Stored rows
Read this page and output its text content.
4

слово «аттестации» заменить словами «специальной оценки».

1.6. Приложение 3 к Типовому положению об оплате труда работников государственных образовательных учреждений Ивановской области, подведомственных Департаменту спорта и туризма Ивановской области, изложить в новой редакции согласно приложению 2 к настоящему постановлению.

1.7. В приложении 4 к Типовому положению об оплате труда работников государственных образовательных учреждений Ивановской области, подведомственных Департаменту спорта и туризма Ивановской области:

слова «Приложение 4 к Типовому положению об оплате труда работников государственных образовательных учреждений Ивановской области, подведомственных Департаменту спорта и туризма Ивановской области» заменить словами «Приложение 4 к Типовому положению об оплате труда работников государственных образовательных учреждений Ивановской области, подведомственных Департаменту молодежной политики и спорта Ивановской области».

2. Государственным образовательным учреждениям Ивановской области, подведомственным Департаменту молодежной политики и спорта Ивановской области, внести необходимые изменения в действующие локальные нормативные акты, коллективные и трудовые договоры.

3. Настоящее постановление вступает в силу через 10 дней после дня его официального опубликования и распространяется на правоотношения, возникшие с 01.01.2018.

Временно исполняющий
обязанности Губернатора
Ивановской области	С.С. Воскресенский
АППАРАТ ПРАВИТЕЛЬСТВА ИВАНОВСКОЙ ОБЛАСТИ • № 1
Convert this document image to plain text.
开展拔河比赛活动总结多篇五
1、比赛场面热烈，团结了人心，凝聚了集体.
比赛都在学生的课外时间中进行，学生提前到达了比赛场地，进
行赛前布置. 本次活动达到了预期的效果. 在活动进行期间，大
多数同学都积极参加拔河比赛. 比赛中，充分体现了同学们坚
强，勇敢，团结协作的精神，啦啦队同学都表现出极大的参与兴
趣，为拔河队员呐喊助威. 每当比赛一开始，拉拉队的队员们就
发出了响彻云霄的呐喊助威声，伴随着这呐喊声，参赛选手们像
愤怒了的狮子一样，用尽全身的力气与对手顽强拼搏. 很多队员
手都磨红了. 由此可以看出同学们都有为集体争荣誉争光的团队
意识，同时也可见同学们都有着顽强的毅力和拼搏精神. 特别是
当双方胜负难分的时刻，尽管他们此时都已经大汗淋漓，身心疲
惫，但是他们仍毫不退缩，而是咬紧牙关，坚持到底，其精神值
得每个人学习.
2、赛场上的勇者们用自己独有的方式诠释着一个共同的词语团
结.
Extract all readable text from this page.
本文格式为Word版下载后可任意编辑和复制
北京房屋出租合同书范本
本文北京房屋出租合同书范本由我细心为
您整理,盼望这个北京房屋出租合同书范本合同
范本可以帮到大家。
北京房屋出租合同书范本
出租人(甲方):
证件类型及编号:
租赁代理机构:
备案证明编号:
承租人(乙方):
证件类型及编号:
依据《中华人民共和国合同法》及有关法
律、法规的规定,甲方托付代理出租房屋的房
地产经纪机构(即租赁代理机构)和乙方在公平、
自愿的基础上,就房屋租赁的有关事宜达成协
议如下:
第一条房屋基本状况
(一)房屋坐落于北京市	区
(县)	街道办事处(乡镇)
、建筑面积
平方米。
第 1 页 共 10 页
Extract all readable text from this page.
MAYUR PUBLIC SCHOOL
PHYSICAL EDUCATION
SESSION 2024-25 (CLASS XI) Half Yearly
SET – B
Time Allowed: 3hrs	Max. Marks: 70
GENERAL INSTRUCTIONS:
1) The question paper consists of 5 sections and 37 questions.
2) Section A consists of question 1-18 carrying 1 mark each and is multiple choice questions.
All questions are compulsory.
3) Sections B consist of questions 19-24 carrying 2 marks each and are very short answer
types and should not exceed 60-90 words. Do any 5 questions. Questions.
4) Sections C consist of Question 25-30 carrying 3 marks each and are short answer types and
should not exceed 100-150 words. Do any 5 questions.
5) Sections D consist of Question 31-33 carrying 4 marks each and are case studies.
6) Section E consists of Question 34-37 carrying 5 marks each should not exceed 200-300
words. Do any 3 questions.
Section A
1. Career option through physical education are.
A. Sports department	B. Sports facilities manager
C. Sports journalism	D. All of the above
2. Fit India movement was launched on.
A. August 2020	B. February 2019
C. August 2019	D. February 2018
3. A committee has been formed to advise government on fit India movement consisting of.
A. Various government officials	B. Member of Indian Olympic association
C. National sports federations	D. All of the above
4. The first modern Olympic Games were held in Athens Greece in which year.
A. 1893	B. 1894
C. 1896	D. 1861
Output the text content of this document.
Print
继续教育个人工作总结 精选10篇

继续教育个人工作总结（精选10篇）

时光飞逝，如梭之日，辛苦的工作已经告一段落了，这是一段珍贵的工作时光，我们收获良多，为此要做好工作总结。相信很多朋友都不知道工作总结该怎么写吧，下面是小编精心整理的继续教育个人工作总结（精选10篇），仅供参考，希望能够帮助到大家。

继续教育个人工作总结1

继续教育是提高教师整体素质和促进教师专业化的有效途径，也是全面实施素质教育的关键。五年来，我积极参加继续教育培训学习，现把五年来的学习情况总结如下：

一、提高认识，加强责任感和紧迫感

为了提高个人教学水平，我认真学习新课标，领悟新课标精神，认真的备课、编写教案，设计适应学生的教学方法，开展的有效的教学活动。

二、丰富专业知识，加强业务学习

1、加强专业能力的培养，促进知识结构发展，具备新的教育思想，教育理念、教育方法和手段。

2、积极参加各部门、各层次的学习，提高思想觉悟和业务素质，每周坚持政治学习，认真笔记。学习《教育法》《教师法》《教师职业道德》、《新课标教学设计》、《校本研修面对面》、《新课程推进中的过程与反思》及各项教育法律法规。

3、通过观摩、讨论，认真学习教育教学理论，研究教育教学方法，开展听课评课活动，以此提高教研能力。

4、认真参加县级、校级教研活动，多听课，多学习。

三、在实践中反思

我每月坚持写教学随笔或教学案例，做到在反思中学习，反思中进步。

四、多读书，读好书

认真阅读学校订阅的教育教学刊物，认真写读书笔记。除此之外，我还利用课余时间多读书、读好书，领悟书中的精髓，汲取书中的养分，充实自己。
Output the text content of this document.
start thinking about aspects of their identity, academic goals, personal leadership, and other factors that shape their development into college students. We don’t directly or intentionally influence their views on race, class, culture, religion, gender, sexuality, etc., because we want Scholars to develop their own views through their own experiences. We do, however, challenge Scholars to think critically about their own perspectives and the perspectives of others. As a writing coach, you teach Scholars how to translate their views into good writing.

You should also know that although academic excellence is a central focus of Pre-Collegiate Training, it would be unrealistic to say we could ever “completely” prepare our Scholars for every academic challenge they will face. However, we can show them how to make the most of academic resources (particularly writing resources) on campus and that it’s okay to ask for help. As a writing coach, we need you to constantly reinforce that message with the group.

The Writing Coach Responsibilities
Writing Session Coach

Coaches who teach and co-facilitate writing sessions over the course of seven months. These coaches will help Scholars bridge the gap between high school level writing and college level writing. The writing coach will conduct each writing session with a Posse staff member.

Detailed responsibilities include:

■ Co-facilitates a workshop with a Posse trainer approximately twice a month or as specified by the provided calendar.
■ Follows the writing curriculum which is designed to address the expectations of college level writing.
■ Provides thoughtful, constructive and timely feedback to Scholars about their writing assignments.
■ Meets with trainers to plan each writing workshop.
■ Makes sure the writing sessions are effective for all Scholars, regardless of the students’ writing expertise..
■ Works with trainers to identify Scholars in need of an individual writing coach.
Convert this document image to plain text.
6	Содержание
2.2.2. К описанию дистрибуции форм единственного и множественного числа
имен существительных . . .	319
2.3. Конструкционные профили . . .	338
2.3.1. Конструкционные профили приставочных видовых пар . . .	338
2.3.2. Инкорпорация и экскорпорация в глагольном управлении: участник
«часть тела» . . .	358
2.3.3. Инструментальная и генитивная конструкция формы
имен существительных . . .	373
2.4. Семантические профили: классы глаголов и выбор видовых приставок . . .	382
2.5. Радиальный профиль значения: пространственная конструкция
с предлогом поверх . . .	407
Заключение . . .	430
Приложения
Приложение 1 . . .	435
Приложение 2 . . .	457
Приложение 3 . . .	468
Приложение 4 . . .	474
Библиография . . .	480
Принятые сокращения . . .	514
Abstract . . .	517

Written task
Report the count of lines in the entries that contain the string "movement", and nothing besides it.

Finished answer
2